Data lines →
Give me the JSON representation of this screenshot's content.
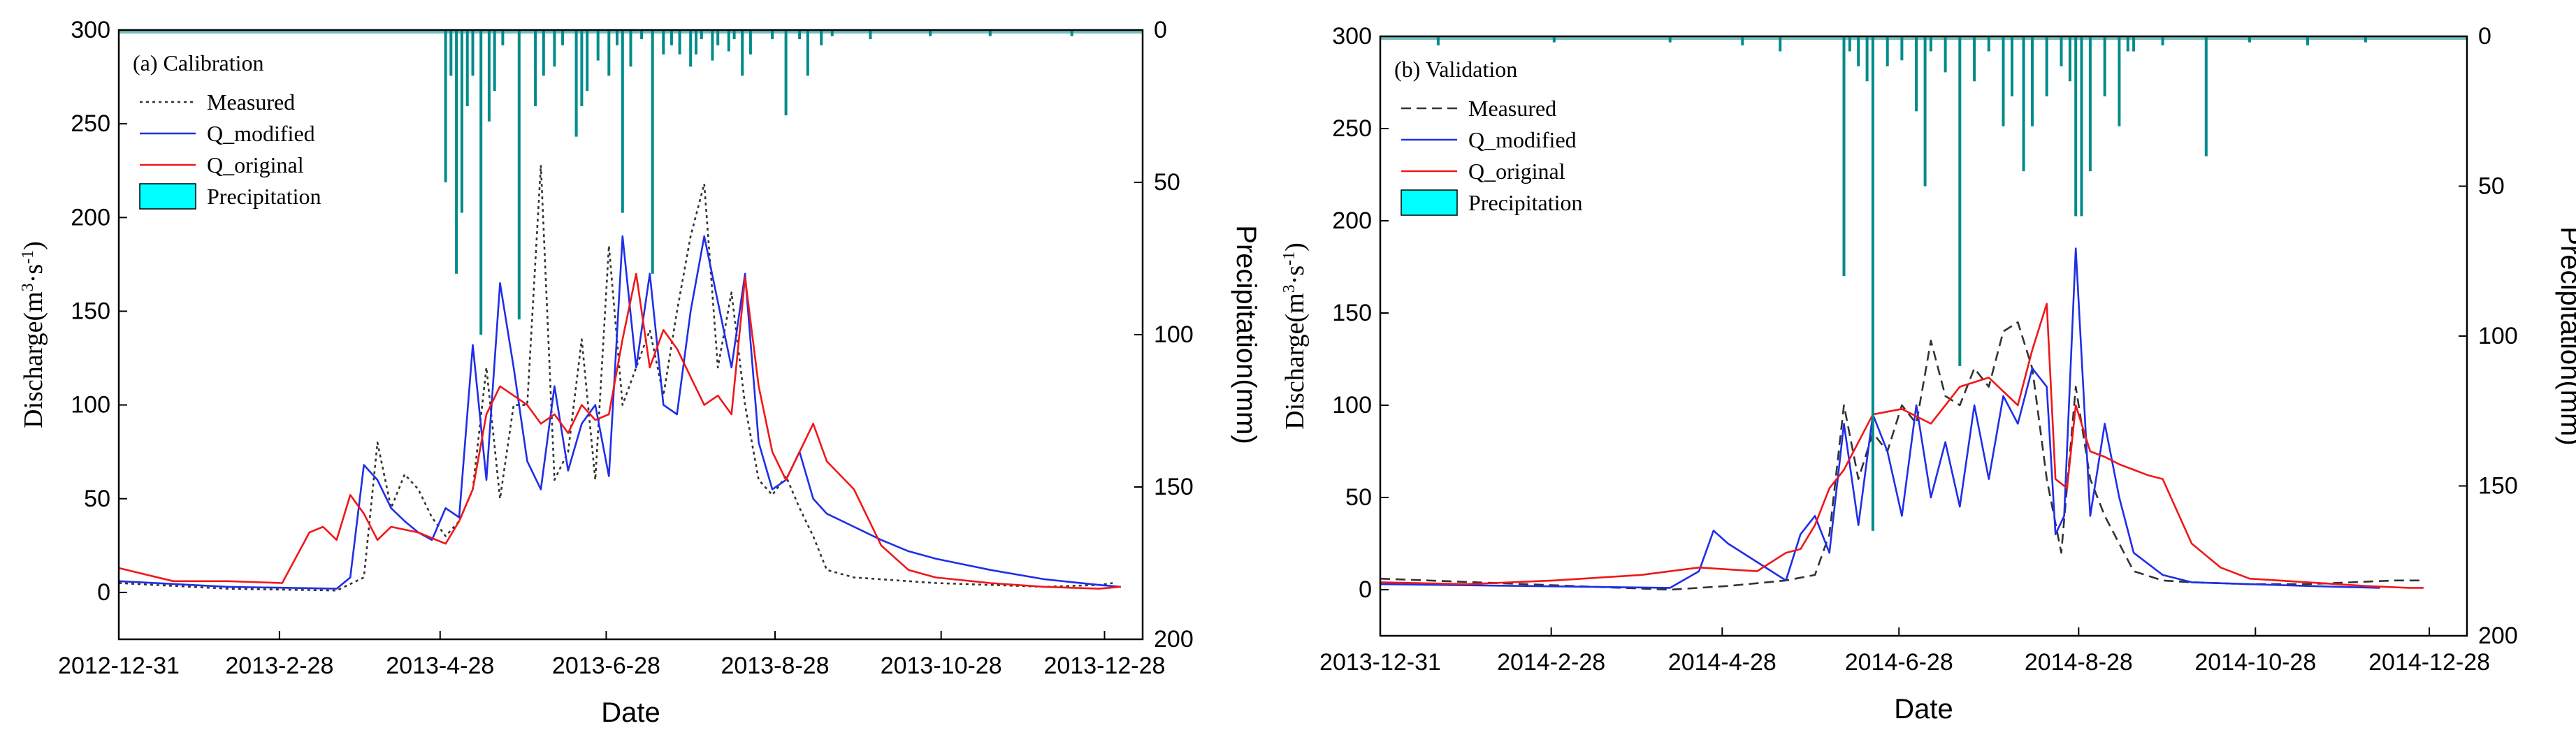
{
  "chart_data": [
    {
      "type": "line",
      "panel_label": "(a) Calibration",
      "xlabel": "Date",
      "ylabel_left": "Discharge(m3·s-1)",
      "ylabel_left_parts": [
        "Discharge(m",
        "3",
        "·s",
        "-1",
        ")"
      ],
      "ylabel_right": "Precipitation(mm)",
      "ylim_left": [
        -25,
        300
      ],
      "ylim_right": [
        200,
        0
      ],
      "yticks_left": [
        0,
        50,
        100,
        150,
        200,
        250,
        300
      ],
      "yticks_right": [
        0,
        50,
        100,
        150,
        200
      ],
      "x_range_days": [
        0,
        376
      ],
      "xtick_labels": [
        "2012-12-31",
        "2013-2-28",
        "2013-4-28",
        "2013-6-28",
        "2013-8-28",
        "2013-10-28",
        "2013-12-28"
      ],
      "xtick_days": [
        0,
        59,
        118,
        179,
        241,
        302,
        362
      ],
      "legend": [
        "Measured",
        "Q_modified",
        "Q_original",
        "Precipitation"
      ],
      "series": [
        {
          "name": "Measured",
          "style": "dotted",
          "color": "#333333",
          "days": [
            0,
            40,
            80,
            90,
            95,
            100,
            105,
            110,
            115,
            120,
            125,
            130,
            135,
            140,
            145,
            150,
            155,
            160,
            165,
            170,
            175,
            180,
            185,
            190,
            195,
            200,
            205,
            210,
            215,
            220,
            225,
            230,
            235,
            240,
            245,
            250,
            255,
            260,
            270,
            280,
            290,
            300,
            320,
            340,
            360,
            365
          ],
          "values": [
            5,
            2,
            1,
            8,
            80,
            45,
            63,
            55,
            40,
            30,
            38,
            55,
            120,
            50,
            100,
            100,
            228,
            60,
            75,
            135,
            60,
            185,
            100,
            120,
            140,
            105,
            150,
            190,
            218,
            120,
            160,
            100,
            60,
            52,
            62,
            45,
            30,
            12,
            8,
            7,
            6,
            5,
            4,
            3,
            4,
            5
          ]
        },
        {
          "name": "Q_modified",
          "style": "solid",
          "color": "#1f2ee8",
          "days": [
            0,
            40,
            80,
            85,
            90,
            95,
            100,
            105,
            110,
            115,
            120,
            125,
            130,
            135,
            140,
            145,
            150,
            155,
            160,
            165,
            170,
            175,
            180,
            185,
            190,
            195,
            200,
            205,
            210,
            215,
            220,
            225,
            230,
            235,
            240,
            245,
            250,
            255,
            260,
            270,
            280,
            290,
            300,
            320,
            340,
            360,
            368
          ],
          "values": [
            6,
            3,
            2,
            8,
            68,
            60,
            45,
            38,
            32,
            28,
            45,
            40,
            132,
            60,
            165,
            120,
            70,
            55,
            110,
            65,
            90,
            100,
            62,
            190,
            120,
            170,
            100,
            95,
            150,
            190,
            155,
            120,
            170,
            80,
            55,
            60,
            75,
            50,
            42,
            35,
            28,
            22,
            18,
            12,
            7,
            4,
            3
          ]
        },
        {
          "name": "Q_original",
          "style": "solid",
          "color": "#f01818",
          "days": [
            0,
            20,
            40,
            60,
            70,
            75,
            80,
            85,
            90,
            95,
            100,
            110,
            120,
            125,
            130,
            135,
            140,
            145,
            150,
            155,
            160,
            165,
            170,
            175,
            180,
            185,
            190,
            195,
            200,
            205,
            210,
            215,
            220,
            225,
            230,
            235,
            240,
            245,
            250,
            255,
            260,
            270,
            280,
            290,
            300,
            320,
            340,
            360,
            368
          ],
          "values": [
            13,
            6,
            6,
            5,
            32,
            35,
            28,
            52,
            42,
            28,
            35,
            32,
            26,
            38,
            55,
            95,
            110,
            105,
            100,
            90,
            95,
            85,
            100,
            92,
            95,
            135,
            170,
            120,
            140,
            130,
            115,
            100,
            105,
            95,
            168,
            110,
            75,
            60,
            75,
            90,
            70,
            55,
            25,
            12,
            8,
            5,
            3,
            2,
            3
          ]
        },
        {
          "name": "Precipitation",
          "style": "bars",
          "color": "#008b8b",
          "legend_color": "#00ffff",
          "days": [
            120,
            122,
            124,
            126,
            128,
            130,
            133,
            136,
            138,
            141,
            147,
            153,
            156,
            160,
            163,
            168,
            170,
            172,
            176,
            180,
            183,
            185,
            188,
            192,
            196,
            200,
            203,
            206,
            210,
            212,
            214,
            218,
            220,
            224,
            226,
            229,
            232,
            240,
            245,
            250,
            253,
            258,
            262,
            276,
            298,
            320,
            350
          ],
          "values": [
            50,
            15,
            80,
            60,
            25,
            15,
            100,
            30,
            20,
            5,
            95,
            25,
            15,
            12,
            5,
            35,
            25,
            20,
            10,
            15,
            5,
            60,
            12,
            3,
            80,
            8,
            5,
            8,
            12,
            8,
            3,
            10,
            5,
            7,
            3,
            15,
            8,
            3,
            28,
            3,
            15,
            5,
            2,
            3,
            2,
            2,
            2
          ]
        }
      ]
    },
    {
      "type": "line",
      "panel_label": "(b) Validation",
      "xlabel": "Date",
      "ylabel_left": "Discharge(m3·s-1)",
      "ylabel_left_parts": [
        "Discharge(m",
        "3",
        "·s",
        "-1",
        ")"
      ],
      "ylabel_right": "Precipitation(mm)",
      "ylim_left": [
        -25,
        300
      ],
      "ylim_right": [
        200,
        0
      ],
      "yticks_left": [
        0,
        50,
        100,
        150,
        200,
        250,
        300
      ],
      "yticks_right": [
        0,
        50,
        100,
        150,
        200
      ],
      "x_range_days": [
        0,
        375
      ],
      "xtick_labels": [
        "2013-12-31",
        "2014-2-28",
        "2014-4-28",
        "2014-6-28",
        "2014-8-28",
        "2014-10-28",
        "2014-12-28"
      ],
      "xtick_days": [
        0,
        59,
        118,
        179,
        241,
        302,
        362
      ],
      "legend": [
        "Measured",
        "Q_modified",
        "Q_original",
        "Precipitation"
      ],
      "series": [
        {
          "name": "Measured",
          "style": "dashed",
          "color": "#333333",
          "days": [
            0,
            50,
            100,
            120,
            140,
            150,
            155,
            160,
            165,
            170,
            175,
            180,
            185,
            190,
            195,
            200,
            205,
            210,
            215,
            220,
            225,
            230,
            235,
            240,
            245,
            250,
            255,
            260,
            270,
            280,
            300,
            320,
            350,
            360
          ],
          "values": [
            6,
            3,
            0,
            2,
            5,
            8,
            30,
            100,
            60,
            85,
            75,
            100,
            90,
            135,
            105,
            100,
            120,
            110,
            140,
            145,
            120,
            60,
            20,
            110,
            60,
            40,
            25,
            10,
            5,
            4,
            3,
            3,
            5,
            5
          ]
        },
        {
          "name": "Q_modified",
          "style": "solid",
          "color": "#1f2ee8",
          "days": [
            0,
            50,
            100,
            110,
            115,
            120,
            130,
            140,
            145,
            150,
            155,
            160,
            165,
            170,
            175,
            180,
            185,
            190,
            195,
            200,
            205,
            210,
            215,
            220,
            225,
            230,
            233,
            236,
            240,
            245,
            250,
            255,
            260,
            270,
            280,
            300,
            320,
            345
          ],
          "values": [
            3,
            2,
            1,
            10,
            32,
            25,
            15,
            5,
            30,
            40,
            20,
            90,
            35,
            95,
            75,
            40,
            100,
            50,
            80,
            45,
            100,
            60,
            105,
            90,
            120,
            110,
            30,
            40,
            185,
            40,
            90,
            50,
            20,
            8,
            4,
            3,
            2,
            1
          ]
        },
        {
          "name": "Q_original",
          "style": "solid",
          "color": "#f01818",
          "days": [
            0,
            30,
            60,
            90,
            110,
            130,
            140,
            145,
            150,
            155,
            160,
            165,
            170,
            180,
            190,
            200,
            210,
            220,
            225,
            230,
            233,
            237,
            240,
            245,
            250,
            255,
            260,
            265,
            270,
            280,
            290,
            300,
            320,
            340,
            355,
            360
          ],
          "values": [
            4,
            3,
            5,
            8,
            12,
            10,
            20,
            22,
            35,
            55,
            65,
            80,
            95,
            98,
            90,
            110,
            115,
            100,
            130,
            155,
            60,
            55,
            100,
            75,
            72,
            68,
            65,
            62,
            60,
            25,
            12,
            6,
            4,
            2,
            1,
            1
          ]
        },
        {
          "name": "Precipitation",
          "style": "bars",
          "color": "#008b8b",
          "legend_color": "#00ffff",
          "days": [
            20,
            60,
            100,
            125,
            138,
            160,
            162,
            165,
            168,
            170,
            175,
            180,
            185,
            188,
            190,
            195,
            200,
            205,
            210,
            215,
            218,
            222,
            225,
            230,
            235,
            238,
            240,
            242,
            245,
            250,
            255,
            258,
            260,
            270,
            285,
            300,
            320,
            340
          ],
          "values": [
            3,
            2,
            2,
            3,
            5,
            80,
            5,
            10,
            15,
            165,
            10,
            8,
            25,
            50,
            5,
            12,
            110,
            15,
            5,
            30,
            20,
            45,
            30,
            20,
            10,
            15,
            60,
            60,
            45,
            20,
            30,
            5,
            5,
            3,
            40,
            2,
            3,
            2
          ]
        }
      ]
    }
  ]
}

...

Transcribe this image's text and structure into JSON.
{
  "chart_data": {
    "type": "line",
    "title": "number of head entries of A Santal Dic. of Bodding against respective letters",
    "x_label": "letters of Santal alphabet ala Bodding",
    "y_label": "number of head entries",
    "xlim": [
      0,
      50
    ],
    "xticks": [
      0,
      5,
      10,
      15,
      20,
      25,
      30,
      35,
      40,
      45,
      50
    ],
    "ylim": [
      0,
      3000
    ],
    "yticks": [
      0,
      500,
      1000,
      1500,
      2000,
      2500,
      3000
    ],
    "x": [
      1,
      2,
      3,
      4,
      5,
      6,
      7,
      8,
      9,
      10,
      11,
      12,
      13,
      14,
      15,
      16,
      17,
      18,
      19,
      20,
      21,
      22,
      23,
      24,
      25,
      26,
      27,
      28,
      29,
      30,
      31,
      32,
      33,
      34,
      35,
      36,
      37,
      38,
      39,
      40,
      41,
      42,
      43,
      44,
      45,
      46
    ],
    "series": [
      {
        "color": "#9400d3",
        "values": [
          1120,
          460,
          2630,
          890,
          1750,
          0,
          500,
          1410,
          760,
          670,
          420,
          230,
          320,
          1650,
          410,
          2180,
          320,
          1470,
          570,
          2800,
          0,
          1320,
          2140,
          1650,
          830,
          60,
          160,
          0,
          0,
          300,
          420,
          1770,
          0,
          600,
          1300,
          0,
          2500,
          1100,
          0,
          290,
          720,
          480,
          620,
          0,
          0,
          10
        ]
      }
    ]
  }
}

Task prompt → Go through the data and gather every line that holds "JSON".

The solution →
Give me the JSON representation of this screenshot's content.
Transcribe this image's text and structure into JSON.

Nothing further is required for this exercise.